[BEGIN Information given]

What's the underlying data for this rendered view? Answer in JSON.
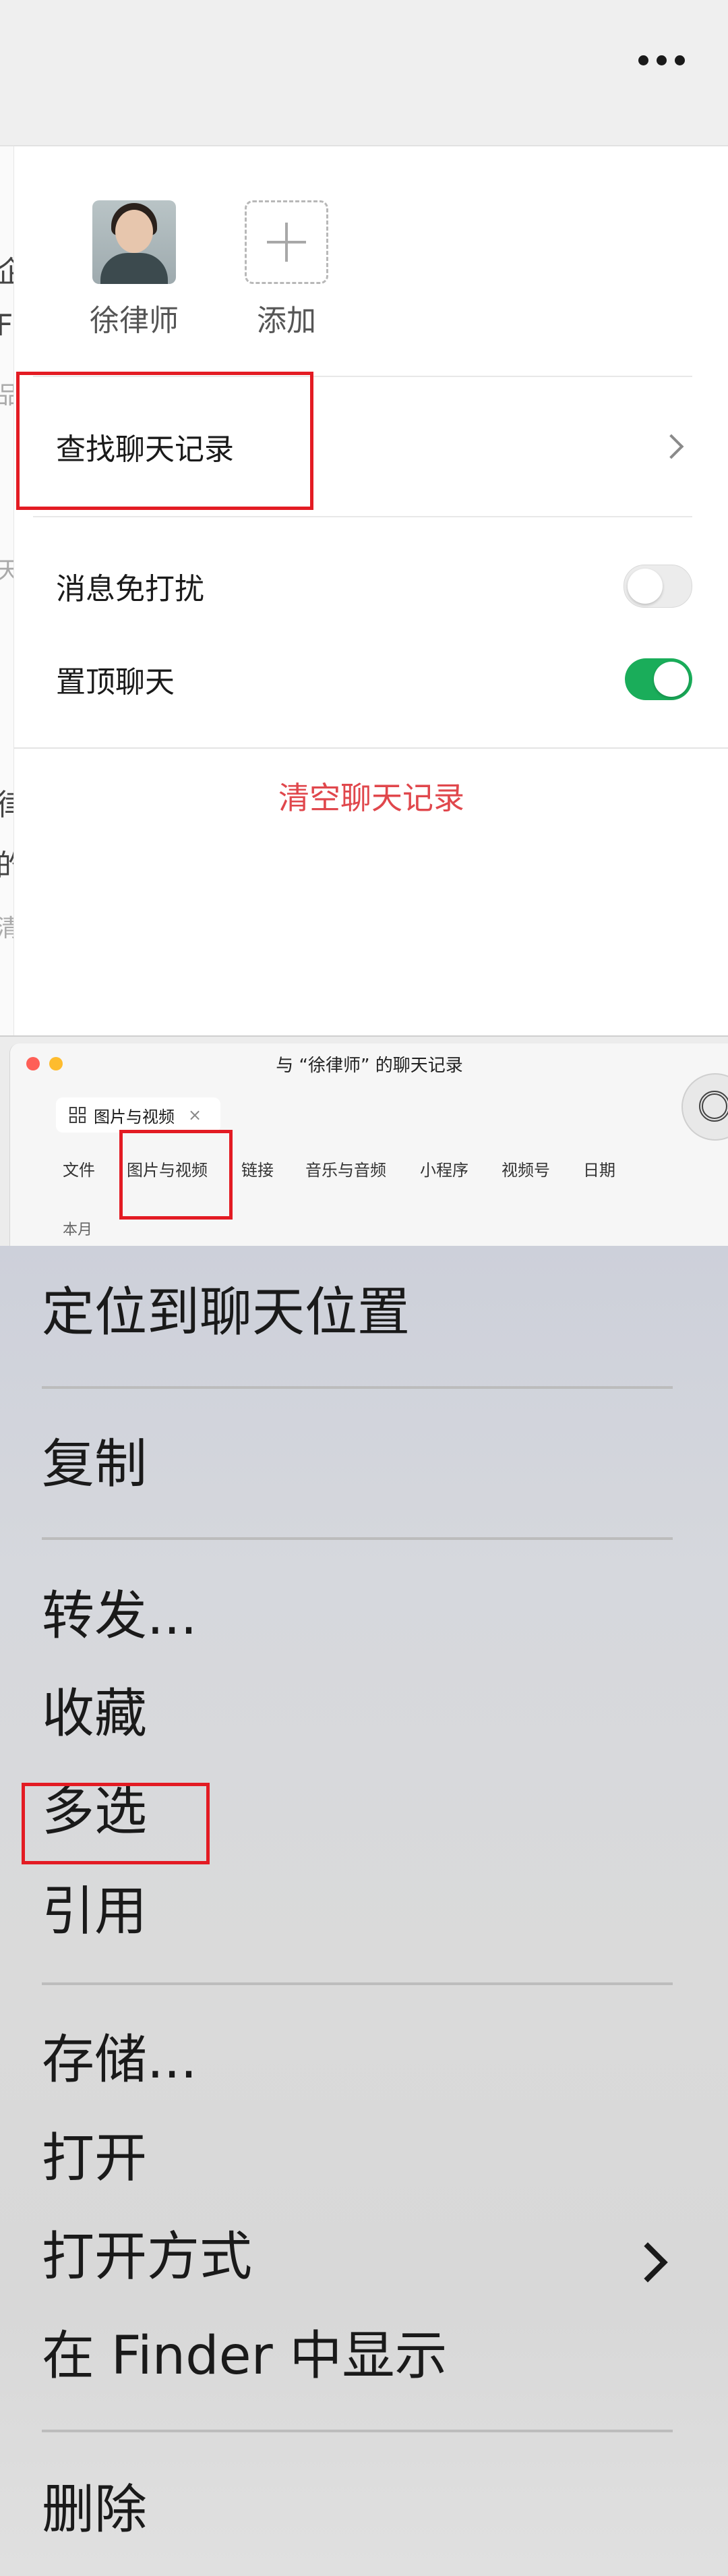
{
  "chat_info": {
    "members": [
      {
        "name": "徐律师"
      },
      {
        "name": "添加"
      }
    ],
    "rows": {
      "search_history": "查找聊天记录",
      "mute": "消息免打扰",
      "mute_on": false,
      "pin": "置顶聊天",
      "pin_on": true
    },
    "clear_history": "清空聊天记录"
  },
  "history_window": {
    "title": "与 “徐律师” 的聊天记录",
    "open_tab": "图片与视频",
    "filter_tabs": [
      "文件",
      "图片与视频",
      "链接",
      "音乐与音频",
      "小程序",
      "视频号",
      "日期"
    ],
    "section_label": "本月"
  },
  "context_menu": {
    "items": [
      "定位到聊天位置",
      "复制",
      "转发...",
      "收藏",
      "多选",
      "引用",
      "存储...",
      "打开",
      "打开方式",
      "在 Finder 中显示",
      "删除"
    ]
  },
  "colors": {
    "highlight": "#e31b23",
    "danger_text": "#e0474c",
    "toggle_on": "#1aad5a"
  }
}
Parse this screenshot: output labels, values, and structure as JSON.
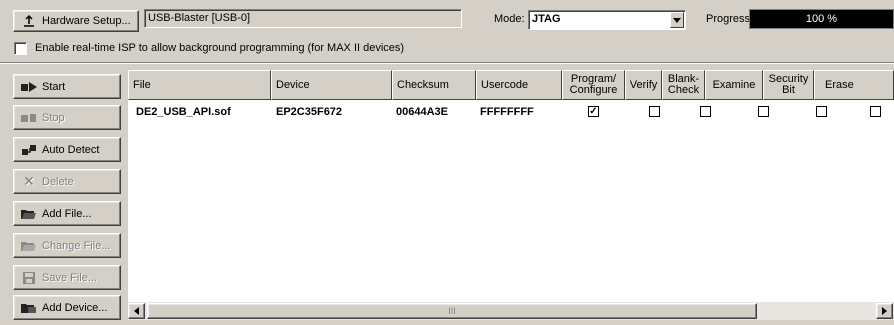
{
  "toolbar": {
    "hardware_setup_label": "Hardware Setup...",
    "hardware_value": "USB-Blaster [USB-0]",
    "mode_label": "Mode:",
    "mode_value": "JTAG",
    "progress_label": "Progress:",
    "progress_text": "100 %",
    "progress_percent": 100
  },
  "isp_option": {
    "label": "Enable real-time ISP to allow background programming (for MAX II devices)",
    "checked": false
  },
  "side_buttons": [
    {
      "label": "Start",
      "icon": "start-icon",
      "enabled": true
    },
    {
      "label": "Stop",
      "icon": "stop-icon",
      "enabled": false
    },
    {
      "label": "Auto Detect",
      "icon": "auto-detect-icon",
      "enabled": true
    },
    {
      "label": "Delete",
      "icon": "delete-icon",
      "enabled": false
    },
    {
      "label": "Add File...",
      "icon": "add-file-icon",
      "enabled": true
    },
    {
      "label": "Change File...",
      "icon": "change-file-icon",
      "enabled": false
    },
    {
      "label": "Save File...",
      "icon": "save-file-icon",
      "enabled": false
    },
    {
      "label": "Add Device...",
      "icon": "add-device-icon",
      "enabled": true
    }
  ],
  "table": {
    "columns": [
      "File",
      "Device",
      "Checksum",
      "Usercode",
      "Program/\nConfigure",
      "Verify",
      "Blank-\nCheck",
      "Examine",
      "Security\nBit",
      "Erase"
    ],
    "rows": [
      {
        "file": "DE2_USB_API.sof",
        "device": "EP2C35F672",
        "checksum": "00644A3E",
        "usercode": "FFFFFFFF",
        "program": true,
        "verify": false,
        "blank_check": false,
        "examine": false,
        "security_bit": false,
        "erase": false
      }
    ],
    "scroll_thumb_glyph": "III"
  }
}
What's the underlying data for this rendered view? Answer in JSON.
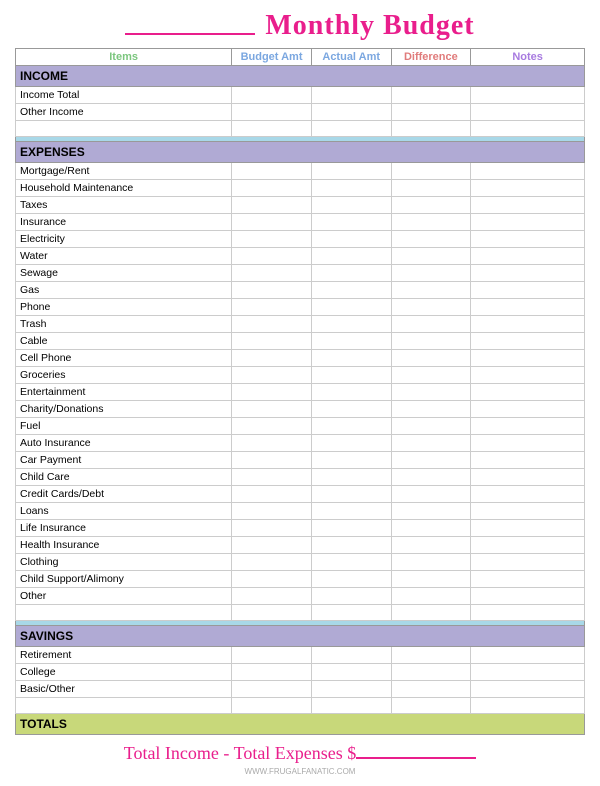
{
  "header": {
    "title": "Monthly Budget",
    "underline_placeholder": "___________"
  },
  "columns": {
    "items": "Items",
    "budget": "Budget Amt",
    "actual": "Actual Amt",
    "difference": "Difference",
    "notes": "Notes"
  },
  "sections": {
    "income": {
      "label": "INCOME",
      "rows": [
        {
          "item": "Income Total"
        },
        {
          "item": "Other Income"
        },
        {
          "item": ""
        }
      ]
    },
    "expenses": {
      "label": "EXPENSES",
      "rows": [
        {
          "item": "Mortgage/Rent"
        },
        {
          "item": "Household Maintenance"
        },
        {
          "item": "Taxes"
        },
        {
          "item": "Insurance"
        },
        {
          "item": "Electricity"
        },
        {
          "item": "Water"
        },
        {
          "item": "Sewage"
        },
        {
          "item": "Gas"
        },
        {
          "item": "Phone"
        },
        {
          "item": "Trash"
        },
        {
          "item": "Cable"
        },
        {
          "item": "Cell Phone"
        },
        {
          "item": "Groceries"
        },
        {
          "item": "Entertainment"
        },
        {
          "item": "Charity/Donations"
        },
        {
          "item": "Fuel"
        },
        {
          "item": "Auto Insurance"
        },
        {
          "item": "Car Payment"
        },
        {
          "item": "Child Care"
        },
        {
          "item": "Credit Cards/Debt"
        },
        {
          "item": "Loans"
        },
        {
          "item": "Life Insurance"
        },
        {
          "item": "Health Insurance"
        },
        {
          "item": "Clothing"
        },
        {
          "item": "Child Support/Alimony"
        },
        {
          "item": "Other"
        },
        {
          "item": ""
        }
      ]
    },
    "savings": {
      "label": "SAVINGS",
      "rows": [
        {
          "item": "Retirement"
        },
        {
          "item": "College"
        },
        {
          "item": "Basic/Other"
        },
        {
          "item": ""
        }
      ]
    },
    "totals": {
      "label": "TOTALS"
    }
  },
  "footer": {
    "text": "Total Income - Total Expenses $",
    "underline": "_______"
  },
  "watermark": "WWW.FRUGALFANATIC.COM"
}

[END Information given]

■ **Task details**: All entries are to be retyped exactly. Omit any embedded images.

■ **Correct response**:
What's the underlying data for this rendered view? Answer in JSON.
{
  "chat_info": {
    "members": [
      {
        "name": "徐律师"
      },
      {
        "name": "添加"
      }
    ],
    "rows": {
      "search_history": "查找聊天记录",
      "mute": "消息免打扰",
      "mute_on": false,
      "pin": "置顶聊天",
      "pin_on": true
    },
    "clear_history": "清空聊天记录"
  },
  "history_window": {
    "title": "与 “徐律师” 的聊天记录",
    "open_tab": "图片与视频",
    "filter_tabs": [
      "文件",
      "图片与视频",
      "链接",
      "音乐与音频",
      "小程序",
      "视频号",
      "日期"
    ],
    "section_label": "本月"
  },
  "context_menu": {
    "items": [
      "定位到聊天位置",
      "复制",
      "转发...",
      "收藏",
      "多选",
      "引用",
      "存储...",
      "打开",
      "打开方式",
      "在 Finder 中显示",
      "删除"
    ]
  },
  "colors": {
    "highlight": "#e31b23",
    "danger_text": "#e0474c",
    "toggle_on": "#1aad5a"
  }
}
Parse this screenshot: output labels, values, and structure as JSON.
{
  "toolbar": {
    "hardware_setup_label": "Hardware Setup...",
    "hardware_value": "USB-Blaster [USB-0]",
    "mode_label": "Mode:",
    "mode_value": "JTAG",
    "progress_label": "Progress:",
    "progress_text": "100 %",
    "progress_percent": 100
  },
  "isp_option": {
    "label": "Enable real-time ISP to allow background programming (for MAX II devices)",
    "checked": false
  },
  "side_buttons": [
    {
      "label": "Start",
      "icon": "start-icon",
      "enabled": true
    },
    {
      "label": "Stop",
      "icon": "stop-icon",
      "enabled": false
    },
    {
      "label": "Auto Detect",
      "icon": "auto-detect-icon",
      "enabled": true
    },
    {
      "label": "Delete",
      "icon": "delete-icon",
      "enabled": false
    },
    {
      "label": "Add File...",
      "icon": "add-file-icon",
      "enabled": true
    },
    {
      "label": "Change File...",
      "icon": "change-file-icon",
      "enabled": false
    },
    {
      "label": "Save File...",
      "icon": "save-file-icon",
      "enabled": false
    },
    {
      "label": "Add Device...",
      "icon": "add-device-icon",
      "enabled": true
    }
  ],
  "table": {
    "columns": [
      "File",
      "Device",
      "Checksum",
      "Usercode",
      "Program/\nConfigure",
      "Verify",
      "Blank-\nCheck",
      "Examine",
      "Security\nBit",
      "Erase"
    ],
    "rows": [
      {
        "file": "DE2_USB_API.sof",
        "device": "EP2C35F672",
        "checksum": "00644A3E",
        "usercode": "FFFFFFFF",
        "program": true,
        "verify": false,
        "blank_check": false,
        "examine": false,
        "security_bit": false,
        "erase": false
      }
    ],
    "scroll_thumb_glyph": "III"
  }
}
What's the underlying data for this rendered view? Answer in JSON.
{
  "header": {
    "title": "Monthly Budget",
    "underline_placeholder": "___________"
  },
  "columns": {
    "items": "Items",
    "budget": "Budget Amt",
    "actual": "Actual Amt",
    "difference": "Difference",
    "notes": "Notes"
  },
  "sections": {
    "income": {
      "label": "INCOME",
      "rows": [
        {
          "item": "Income Total"
        },
        {
          "item": "Other Income"
        },
        {
          "item": ""
        }
      ]
    },
    "expenses": {
      "label": "EXPENSES",
      "rows": [
        {
          "item": "Mortgage/Rent"
        },
        {
          "item": "Household Maintenance"
        },
        {
          "item": "Taxes"
        },
        {
          "item": "Insurance"
        },
        {
          "item": "Electricity"
        },
        {
          "item": "Water"
        },
        {
          "item": "Sewage"
        },
        {
          "item": "Gas"
        },
        {
          "item": "Phone"
        },
        {
          "item": "Trash"
        },
        {
          "item": "Cable"
        },
        {
          "item": "Cell Phone"
        },
        {
          "item": "Groceries"
        },
        {
          "item": "Entertainment"
        },
        {
          "item": "Charity/Donations"
        },
        {
          "item": "Fuel"
        },
        {
          "item": "Auto Insurance"
        },
        {
          "item": "Car Payment"
        },
        {
          "item": "Child Care"
        },
        {
          "item": "Credit Cards/Debt"
        },
        {
          "item": "Loans"
        },
        {
          "item": "Life Insurance"
        },
        {
          "item": "Health Insurance"
        },
        {
          "item": "Clothing"
        },
        {
          "item": "Child Support/Alimony"
        },
        {
          "item": "Other"
        },
        {
          "item": ""
        }
      ]
    },
    "savings": {
      "label": "SAVINGS",
      "rows": [
        {
          "item": "Retirement"
        },
        {
          "item": "College"
        },
        {
          "item": "Basic/Other"
        },
        {
          "item": ""
        }
      ]
    },
    "totals": {
      "label": "TOTALS"
    }
  },
  "footer": {
    "text": "Total Income - Total Expenses $",
    "underline": "_______"
  },
  "watermark": "WWW.FRUGALFANATIC.COM"
}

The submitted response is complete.